>> START MATERIALS PROVIDED

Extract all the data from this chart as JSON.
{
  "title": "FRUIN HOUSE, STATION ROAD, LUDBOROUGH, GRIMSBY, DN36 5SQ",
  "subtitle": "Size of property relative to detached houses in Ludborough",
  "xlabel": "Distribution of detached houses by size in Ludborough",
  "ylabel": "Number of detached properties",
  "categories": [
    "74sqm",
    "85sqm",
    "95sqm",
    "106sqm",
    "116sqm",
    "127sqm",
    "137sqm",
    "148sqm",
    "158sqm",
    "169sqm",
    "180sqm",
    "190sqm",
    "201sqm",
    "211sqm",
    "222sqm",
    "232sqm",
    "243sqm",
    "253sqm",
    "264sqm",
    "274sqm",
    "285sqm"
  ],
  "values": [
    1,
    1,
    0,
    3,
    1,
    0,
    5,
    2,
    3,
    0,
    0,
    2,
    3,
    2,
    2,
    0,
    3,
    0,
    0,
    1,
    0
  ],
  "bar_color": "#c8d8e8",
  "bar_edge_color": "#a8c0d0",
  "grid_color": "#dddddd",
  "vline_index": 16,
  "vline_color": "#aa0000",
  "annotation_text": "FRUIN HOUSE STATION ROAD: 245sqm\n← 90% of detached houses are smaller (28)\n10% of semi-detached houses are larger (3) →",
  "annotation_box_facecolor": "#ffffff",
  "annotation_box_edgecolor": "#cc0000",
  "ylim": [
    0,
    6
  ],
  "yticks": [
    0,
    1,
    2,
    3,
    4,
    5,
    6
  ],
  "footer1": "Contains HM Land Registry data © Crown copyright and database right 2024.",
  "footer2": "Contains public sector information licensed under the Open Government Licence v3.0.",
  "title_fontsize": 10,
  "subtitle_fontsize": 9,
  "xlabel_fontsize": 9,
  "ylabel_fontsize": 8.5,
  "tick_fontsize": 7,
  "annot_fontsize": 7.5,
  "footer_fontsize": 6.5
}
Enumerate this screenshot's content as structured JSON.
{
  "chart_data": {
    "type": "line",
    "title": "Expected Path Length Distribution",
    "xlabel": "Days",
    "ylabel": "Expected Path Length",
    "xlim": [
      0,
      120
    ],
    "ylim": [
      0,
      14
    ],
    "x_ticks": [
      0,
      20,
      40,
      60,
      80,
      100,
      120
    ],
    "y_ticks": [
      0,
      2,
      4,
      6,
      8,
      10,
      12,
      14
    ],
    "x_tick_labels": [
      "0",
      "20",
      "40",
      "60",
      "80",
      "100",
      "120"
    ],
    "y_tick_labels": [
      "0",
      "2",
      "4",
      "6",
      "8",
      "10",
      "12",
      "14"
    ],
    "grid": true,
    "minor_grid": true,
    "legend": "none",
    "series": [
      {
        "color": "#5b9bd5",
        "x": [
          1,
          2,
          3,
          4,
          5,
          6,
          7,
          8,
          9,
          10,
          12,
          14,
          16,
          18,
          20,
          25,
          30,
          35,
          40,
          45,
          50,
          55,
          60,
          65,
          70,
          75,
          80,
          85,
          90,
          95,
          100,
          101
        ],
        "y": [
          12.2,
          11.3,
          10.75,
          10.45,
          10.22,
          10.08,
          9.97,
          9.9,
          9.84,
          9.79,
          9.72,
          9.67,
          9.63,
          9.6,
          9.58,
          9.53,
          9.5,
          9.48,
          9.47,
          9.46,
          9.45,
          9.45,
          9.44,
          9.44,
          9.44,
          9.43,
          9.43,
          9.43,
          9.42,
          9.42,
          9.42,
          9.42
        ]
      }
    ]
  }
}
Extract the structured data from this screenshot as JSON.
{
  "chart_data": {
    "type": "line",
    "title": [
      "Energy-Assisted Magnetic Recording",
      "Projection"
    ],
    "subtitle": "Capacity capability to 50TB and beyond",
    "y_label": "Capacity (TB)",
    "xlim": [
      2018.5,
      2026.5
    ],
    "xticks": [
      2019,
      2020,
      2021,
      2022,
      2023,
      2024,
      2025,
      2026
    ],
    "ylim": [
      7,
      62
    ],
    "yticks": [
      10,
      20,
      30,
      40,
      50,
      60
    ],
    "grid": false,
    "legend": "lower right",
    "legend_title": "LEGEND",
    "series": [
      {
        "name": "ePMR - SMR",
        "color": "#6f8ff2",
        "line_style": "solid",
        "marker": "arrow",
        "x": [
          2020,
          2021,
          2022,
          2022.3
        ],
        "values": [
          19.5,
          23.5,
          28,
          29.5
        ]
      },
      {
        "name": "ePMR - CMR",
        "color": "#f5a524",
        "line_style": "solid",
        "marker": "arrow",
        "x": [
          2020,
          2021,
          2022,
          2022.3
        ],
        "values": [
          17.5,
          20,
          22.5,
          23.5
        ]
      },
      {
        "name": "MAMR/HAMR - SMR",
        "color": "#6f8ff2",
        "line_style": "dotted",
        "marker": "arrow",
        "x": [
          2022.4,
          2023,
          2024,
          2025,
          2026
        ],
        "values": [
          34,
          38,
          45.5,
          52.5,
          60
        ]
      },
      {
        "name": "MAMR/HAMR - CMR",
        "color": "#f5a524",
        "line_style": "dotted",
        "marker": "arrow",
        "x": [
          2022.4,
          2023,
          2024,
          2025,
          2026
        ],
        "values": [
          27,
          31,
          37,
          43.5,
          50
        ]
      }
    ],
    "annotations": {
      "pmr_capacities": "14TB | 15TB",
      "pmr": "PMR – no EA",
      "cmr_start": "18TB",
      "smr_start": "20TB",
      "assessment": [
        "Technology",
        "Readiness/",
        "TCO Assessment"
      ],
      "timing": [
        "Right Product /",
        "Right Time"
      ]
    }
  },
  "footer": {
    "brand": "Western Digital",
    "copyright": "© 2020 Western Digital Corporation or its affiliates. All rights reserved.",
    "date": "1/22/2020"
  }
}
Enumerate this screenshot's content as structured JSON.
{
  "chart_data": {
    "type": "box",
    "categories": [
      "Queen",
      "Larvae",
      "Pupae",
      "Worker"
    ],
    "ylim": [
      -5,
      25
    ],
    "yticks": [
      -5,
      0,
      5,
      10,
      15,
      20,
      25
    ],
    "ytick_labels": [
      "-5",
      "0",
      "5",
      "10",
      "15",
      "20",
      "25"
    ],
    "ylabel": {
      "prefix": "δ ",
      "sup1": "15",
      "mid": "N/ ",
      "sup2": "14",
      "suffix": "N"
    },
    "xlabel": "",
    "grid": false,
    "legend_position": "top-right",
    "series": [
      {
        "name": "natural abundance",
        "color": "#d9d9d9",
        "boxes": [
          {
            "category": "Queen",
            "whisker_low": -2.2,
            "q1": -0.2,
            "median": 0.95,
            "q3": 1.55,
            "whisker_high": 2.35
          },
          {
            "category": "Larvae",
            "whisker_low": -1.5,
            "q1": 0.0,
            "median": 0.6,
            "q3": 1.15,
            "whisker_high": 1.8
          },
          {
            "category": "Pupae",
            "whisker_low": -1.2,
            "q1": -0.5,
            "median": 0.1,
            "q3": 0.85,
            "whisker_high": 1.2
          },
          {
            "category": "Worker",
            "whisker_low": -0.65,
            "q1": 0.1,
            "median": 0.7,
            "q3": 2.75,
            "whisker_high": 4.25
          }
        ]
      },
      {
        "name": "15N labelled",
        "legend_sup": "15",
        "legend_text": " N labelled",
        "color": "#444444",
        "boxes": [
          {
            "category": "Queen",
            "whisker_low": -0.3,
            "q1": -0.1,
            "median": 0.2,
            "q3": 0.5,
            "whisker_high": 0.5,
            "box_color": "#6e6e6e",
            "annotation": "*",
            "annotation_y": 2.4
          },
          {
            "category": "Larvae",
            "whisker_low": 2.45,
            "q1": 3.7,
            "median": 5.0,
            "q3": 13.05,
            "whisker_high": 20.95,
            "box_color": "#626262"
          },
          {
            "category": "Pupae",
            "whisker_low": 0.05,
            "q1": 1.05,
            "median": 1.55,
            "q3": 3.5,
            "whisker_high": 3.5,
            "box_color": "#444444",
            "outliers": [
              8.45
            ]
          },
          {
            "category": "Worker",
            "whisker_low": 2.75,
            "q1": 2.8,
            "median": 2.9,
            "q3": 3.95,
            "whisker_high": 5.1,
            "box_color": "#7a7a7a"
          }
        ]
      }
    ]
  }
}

>> END MATERIALS PROVIDED

__WHAT NEEDS TO BE DONE__.
Scan the lines for the string "Path". Copy out each line that matches.

__SOLUTION FOR THIS PROBLEM__.
    "title": "Expected Path Length Distribution",
    "ylabel": "Expected Path Length",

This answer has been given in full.